* start Records shown *

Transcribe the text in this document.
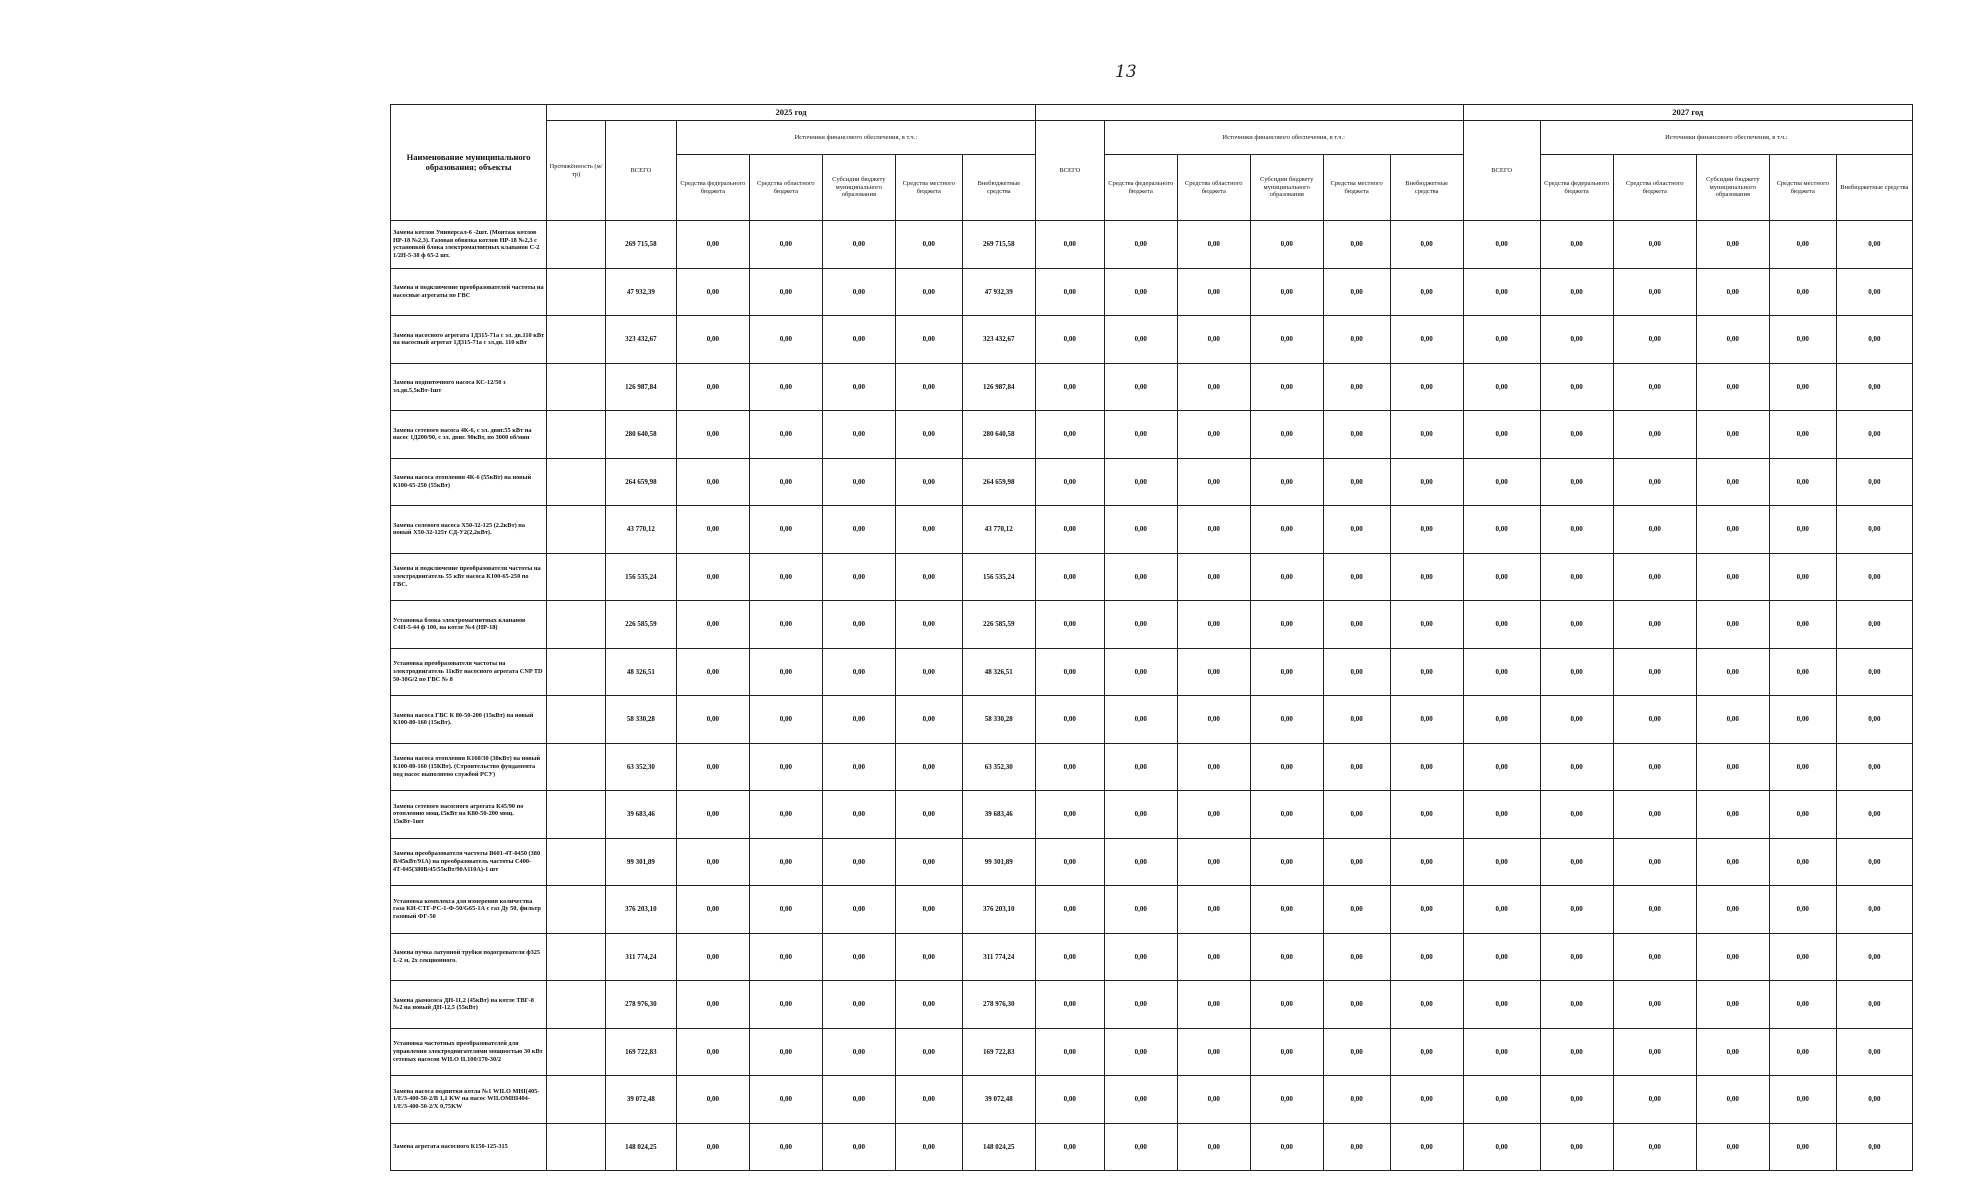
13
Наименование муниципального образования; объекты	2025 год													2027 год					
	Протяжённость (м/тр)	ВСЕГО	Источники финансового обеспечения, в т.ч.:					ВСЕГО	Источники финансового обеспечения, в т.ч.:					ВСЕГО	Источники финансового обеспечения, в т.ч.:				
			Средства федерального бюджета	Средства областного бюджета	Субсидии бюджету муниципального образования	Средства местного бюджета	Внебюджетные средства		Средства федерального бюджета	Средства областного бюджета	Субсидии бюджету муниципального образования	Средства местного бюджета	Внебюджетные средства		Средства федерального бюджета	Средства областного бюджета	Субсидии бюджету муниципального образования	Средства местного бюджета	Внебюджетные средства
Замена котлов Универсал-6 -2шт. (Монтаж котлов НР-18 №2,3). Газовая обвязка котлов НР-18 №2,3 с установкой блока электромагнитных клапанов С-2 1/2Н-5-38 ф 65-2 шт.		269 715,58	0,00	0,00	0,00	0,00	269 715,58	0,00	0,00	0,00	0,00	0,00	0,00	0,00	0,00	0,00	0,00	0,00	0,00
Замена и подключение преобразователей частоты на насосные агрегаты по ГВС		47 932,39	0,00	0,00	0,00	0,00	47 932,39	0,00	0,00	0,00	0,00	0,00	0,00	0,00	0,00	0,00	0,00	0,00	0,00
Замена насосного агрегата 1Д315-71а с эл. дв.110 кВт на насосный агрегат 1Д315-71а с эл.дв. 110 кВт		323 432,67	0,00	0,00	0,00	0,00	323 432,67	0,00	0,00	0,00	0,00	0,00	0,00	0,00	0,00	0,00	0,00	0,00	0,00
Замена подпиточного насоса КС-12/50 з эл.дв.5,5кВт-1шт		126 987,84	0,00	0,00	0,00	0,00	126 987,84	0,00	0,00	0,00	0,00	0,00	0,00	0,00	0,00	0,00	0,00	0,00	0,00
Замена сетевого насоса 4К-6, с эл. двиг.55 кВт на насос 1Д200/90, с эл. двиг. 90кВт, по 3000 об/мин		280 640,58	0,00	0,00	0,00	0,00	280 640,58	0,00	0,00	0,00	0,00	0,00	0,00	0,00	0,00	0,00	0,00	0,00	0,00
Замена насоса отопления 4К-6 (55кВт) на новый К100-65-250 (55кВт)		264 659,98	0,00	0,00	0,00	0,00	264 659,98	0,00	0,00	0,00	0,00	0,00	0,00	0,00	0,00	0,00	0,00	0,00	0,00
Замена солевого насоса Х50-32-125 (2.2кВт) на новый Х50-32-125т СД-У2(2,2кВт).		43 770,12	0,00	0,00	0,00	0,00	43 770,12	0,00	0,00	0,00	0,00	0,00	0,00	0,00	0,00	0,00	0,00	0,00	0,00
Замена и подключение преобразователя частоты на электродвигатель 55 кВт насоса К100-65-250 по ГВС.		156 535,24	0,00	0,00	0,00	0,00	156 535,24	0,00	0,00	0,00	0,00	0,00	0,00	0,00	0,00	0,00	0,00	0,00	0,00
Установка блока электромагнитных клапанов С4Н-5-44 ф 100, на котле №4 (НР-18)		226 585,59	0,00	0,00	0,00	0,00	226 585,59	0,00	0,00	0,00	0,00	0,00	0,00	0,00	0,00	0,00	0,00	0,00	0,00
Установка преобразователя частоты на электродвигатель 11кВт насосного агрегата CNP TD 50-30G/2 по ГВС № 8		48 326,51	0,00	0,00	0,00	0,00	48 326,51	0,00	0,00	0,00	0,00	0,00	0,00	0,00	0,00	0,00	0,00	0,00	0,00
Замена насоса ГВС К 80-50-200 (15кВт) на новый К100-80-160 (15кВт).		58 330,28	0,00	0,00	0,00	0,00	58 330,28	0,00	0,00	0,00	0,00	0,00	0,00	0,00	0,00	0,00	0,00	0,00	0,00
Замена насоса отопления К160/30 (30кВт) на новый К100-80-160 (15КВт). (Строительство фундамента под насос выполнено службой РСУ)		63 352,30	0,00	0,00	0,00	0,00	63 352,30	0,00	0,00	0,00	0,00	0,00	0,00	0,00	0,00	0,00	0,00	0,00	0,00
Замена сетевого насосного агрегата К45/90 по отоплению мощ.15кВт на К80-50-200 мощ. 15кВт-1шт		39 683,46	0,00	0,00	0,00	0,00	39 683,46	0,00	0,00	0,00	0,00	0,00	0,00	0,00	0,00	0,00	0,00	0,00	0,00
Замена преобразователя частоты В601-4Т-0450 (380 В/45кВт/91А) на преобразователь частоты С400-4Т-045(380В/45/55кВт/90А110А)-1 шт		99 301,89	0,00	0,00	0,00	0,00	99 301,89	0,00	0,00	0,00	0,00	0,00	0,00	0,00	0,00	0,00	0,00	0,00	0,00
Установка комплекса для измерения количества газа КИ-СТГ-РС-1-Ф-50/G65-1А с газ Ду 50, фильтр газовый ФГ-50		376 203,10	0,00	0,00	0,00	0,00	376 203,10	0,00	0,00	0,00	0,00	0,00	0,00	0,00	0,00	0,00	0,00	0,00	0,00
Замена пучка латунной трубки подогревателя ф325 L-2 м, 2х секционного.		311 774,24	0,00	0,00	0,00	0,00	311 774,24	0,00	0,00	0,00	0,00	0,00	0,00	0,00	0,00	0,00	0,00	0,00	0,00
Замена дымососа ДН-11,2 (45кВт) на котле ТВГ-8 №2 на новый ДН-12,5 (55кВт)		278 976,30	0,00	0,00	0,00	0,00	278 976,30	0,00	0,00	0,00	0,00	0,00	0,00	0,00	0,00	0,00	0,00	0,00	0,00
Установка частотных преобразователей для управления электродвигателями мощностью 30 кВт сетевых насосов WILO IL100/170-30/2		169 722,83	0,00	0,00	0,00	0,00	169 722,83	0,00	0,00	0,00	0,00	0,00	0,00	0,00	0,00	0,00	0,00	0,00	0,00
Замена насоса подпитки котла №1 WILO MHI(405-1/E/3-400-50-2/B 1,1 KW на насос WILOMHI404-1/E/3-400-50-2/X 0,75KW		39 072,48	0,00	0,00	0,00	0,00	39 072,48	0,00	0,00	0,00	0,00	0,00	0,00	0,00	0,00	0,00	0,00	0,00	0,00
Замена агрегата насосного К150-125-315		148 024,25	0,00	0,00	0,00	0,00	148 024,25	0,00	0,00	0,00	0,00	0,00	0,00	0,00	0,00	0,00	0,00	0,00	0,00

* end Records shown *

[What is needed] Transcribe the records above exactly as they appear, leaving out any pictures.

[Answer to this task]
Transcribe the text in this document.
13
Наименование муниципального образования; объекты	2025 год													2027 год					
	Протяжённость (м/тр)	ВСЕГО	Источники финансового обеспечения, в т.ч.:					ВСЕГО	Источники финансового обеспечения, в т.ч.:					ВСЕГО	Источники финансового обеспечения, в т.ч.:				
			Средства федерального бюджета	Средства областного бюджета	Субсидии бюджету муниципального образования	Средства местного бюджета	Внебюджетные средства		Средства федерального бюджета	Средства областного бюджета	Субсидии бюджету муниципального образования	Средства местного бюджета	Внебюджетные средства		Средства федерального бюджета	Средства областного бюджета	Субсидии бюджету муниципального образования	Средства местного бюджета	Внебюджетные средства
Замена котлов Универсал-6 -2шт. (Монтаж котлов НР-18 №2,3). Газовая обвязка котлов НР-18 №2,3 с установкой блока электромагнитных клапанов С-2 1/2Н-5-38 ф 65-2 шт.		269 715,58	0,00	0,00	0,00	0,00	269 715,58	0,00	0,00	0,00	0,00	0,00	0,00	0,00	0,00	0,00	0,00	0,00	0,00
Замена и подключение преобразователей частоты на насосные агрегаты по ГВС		47 932,39	0,00	0,00	0,00	0,00	47 932,39	0,00	0,00	0,00	0,00	0,00	0,00	0,00	0,00	0,00	0,00	0,00	0,00
Замена насосного агрегата 1Д315-71а с эл. дв.110 кВт на насосный агрегат 1Д315-71а с эл.дв. 110 кВт		323 432,67	0,00	0,00	0,00	0,00	323 432,67	0,00	0,00	0,00	0,00	0,00	0,00	0,00	0,00	0,00	0,00	0,00	0,00
Замена подпиточного насоса КС-12/50 з эл.дв.5,5кВт-1шт		126 987,84	0,00	0,00	0,00	0,00	126 987,84	0,00	0,00	0,00	0,00	0,00	0,00	0,00	0,00	0,00	0,00	0,00	0,00
Замена сетевого насоса 4К-6, с эл. двиг.55 кВт на насос 1Д200/90, с эл. двиг. 90кВт, по 3000 об/мин		280 640,58	0,00	0,00	0,00	0,00	280 640,58	0,00	0,00	0,00	0,00	0,00	0,00	0,00	0,00	0,00	0,00	0,00	0,00
Замена насоса отопления 4К-6 (55кВт) на новый К100-65-250 (55кВт)		264 659,98	0,00	0,00	0,00	0,00	264 659,98	0,00	0,00	0,00	0,00	0,00	0,00	0,00	0,00	0,00	0,00	0,00	0,00
Замена солевого насоса Х50-32-125 (2.2кВт) на новый Х50-32-125т СД-У2(2,2кВт).		43 770,12	0,00	0,00	0,00	0,00	43 770,12	0,00	0,00	0,00	0,00	0,00	0,00	0,00	0,00	0,00	0,00	0,00	0,00
Замена и подключение преобразователя частоты на электродвигатель 55 кВт насоса К100-65-250 по ГВС.		156 535,24	0,00	0,00	0,00	0,00	156 535,24	0,00	0,00	0,00	0,00	0,00	0,00	0,00	0,00	0,00	0,00	0,00	0,00
Установка блока электромагнитных клапанов С4Н-5-44 ф 100, на котле №4 (НР-18)		226 585,59	0,00	0,00	0,00	0,00	226 585,59	0,00	0,00	0,00	0,00	0,00	0,00	0,00	0,00	0,00	0,00	0,00	0,00
Установка преобразователя частоты на электродвигатель 11кВт насосного агрегата CNP TD 50-30G/2 по ГВС № 8		48 326,51	0,00	0,00	0,00	0,00	48 326,51	0,00	0,00	0,00	0,00	0,00	0,00	0,00	0,00	0,00	0,00	0,00	0,00
Замена насоса ГВС К 80-50-200 (15кВт) на новый К100-80-160 (15кВт).		58 330,28	0,00	0,00	0,00	0,00	58 330,28	0,00	0,00	0,00	0,00	0,00	0,00	0,00	0,00	0,00	0,00	0,00	0,00
Замена насоса отопления К160/30 (30кВт) на новый К100-80-160 (15КВт). (Строительство фундамента под насос выполнено службой РСУ)		63 352,30	0,00	0,00	0,00	0,00	63 352,30	0,00	0,00	0,00	0,00	0,00	0,00	0,00	0,00	0,00	0,00	0,00	0,00
Замена сетевого насосного агрегата К45/90 по отоплению мощ.15кВт на К80-50-200 мощ. 15кВт-1шт		39 683,46	0,00	0,00	0,00	0,00	39 683,46	0,00	0,00	0,00	0,00	0,00	0,00	0,00	0,00	0,00	0,00	0,00	0,00
Замена преобразователя частоты В601-4Т-0450 (380 В/45кВт/91А) на преобразователь частоты С400-4Т-045(380В/45/55кВт/90А110А)-1 шт		99 301,89	0,00	0,00	0,00	0,00	99 301,89	0,00	0,00	0,00	0,00	0,00	0,00	0,00	0,00	0,00	0,00	0,00	0,00
Установка комплекса для измерения количества газа КИ-СТГ-РС-1-Ф-50/G65-1А с газ Ду 50, фильтр газовый ФГ-50		376 203,10	0,00	0,00	0,00	0,00	376 203,10	0,00	0,00	0,00	0,00	0,00	0,00	0,00	0,00	0,00	0,00	0,00	0,00
Замена пучка латунной трубки подогревателя ф325 L-2 м, 2х секционного.		311 774,24	0,00	0,00	0,00	0,00	311 774,24	0,00	0,00	0,00	0,00	0,00	0,00	0,00	0,00	0,00	0,00	0,00	0,00
Замена дымососа ДН-11,2 (45кВт) на котле ТВГ-8 №2 на новый ДН-12,5 (55кВт)		278 976,30	0,00	0,00	0,00	0,00	278 976,30	0,00	0,00	0,00	0,00	0,00	0,00	0,00	0,00	0,00	0,00	0,00	0,00
Установка частотных преобразователей для управления электродвигателями мощностью 30 кВт сетевых насосов WILO IL100/170-30/2		169 722,83	0,00	0,00	0,00	0,00	169 722,83	0,00	0,00	0,00	0,00	0,00	0,00	0,00	0,00	0,00	0,00	0,00	0,00
Замена насоса подпитки котла №1 WILO MHI(405-1/E/3-400-50-2/B 1,1 KW на насос WILOMHI404-1/E/3-400-50-2/X 0,75KW		39 072,48	0,00	0,00	0,00	0,00	39 072,48	0,00	0,00	0,00	0,00	0,00	0,00	0,00	0,00	0,00	0,00	0,00	0,00
Замена агрегата насосного К150-125-315		148 024,25	0,00	0,00	0,00	0,00	148 024,25	0,00	0,00	0,00	0,00	0,00	0,00	0,00	0,00	0,00	0,00	0,00	0,00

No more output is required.